**** Data listing ****

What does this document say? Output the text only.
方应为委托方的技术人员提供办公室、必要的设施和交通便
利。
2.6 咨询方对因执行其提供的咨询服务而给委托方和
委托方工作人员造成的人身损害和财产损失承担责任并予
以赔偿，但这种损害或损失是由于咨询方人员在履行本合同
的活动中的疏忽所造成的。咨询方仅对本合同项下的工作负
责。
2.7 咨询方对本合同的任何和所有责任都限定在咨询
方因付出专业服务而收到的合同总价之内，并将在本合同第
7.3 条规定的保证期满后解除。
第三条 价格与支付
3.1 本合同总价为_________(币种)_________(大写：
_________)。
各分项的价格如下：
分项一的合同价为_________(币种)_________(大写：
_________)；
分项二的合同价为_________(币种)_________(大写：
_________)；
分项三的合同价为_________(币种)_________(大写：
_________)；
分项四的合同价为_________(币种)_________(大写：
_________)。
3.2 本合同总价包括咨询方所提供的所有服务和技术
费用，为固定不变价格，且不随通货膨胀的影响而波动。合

****

Write out all records exactly, keeping every detail.

- _Worked answer_:
What does this document say? Output the text only.
方应为委托方的技术人员提供办公室、必要的设施和交通便
利。
2.6 咨询方对因执行其提供的咨询服务而给委托方和
委托方工作人员造成的人身损害和财产损失承担责任并予
以赔偿，但这种损害或损失是由于咨询方人员在履行本合同
的活动中的疏忽所造成的。咨询方仅对本合同项下的工作负
责。
2.7 咨询方对本合同的任何和所有责任都限定在咨询
方因付出专业服务而收到的合同总价之内，并将在本合同第
7.3 条规定的保证期满后解除。
第三条 价格与支付
3.1 本合同总价为_________(币种)_________(大写：
_________)。
各分项的价格如下：
分项一的合同价为_________(币种)_________(大写：
_________)；
分项二的合同价为_________(币种)_________(大写：
_________)；
分项三的合同价为_________(币种)_________(大写：
_________)；
分项四的合同价为_________(币种)_________(大写：
_________)。
3.2 本合同总价包括咨询方所提供的所有服务和技术
费用，为固定不变价格，且不随通货膨胀的影响而波动。合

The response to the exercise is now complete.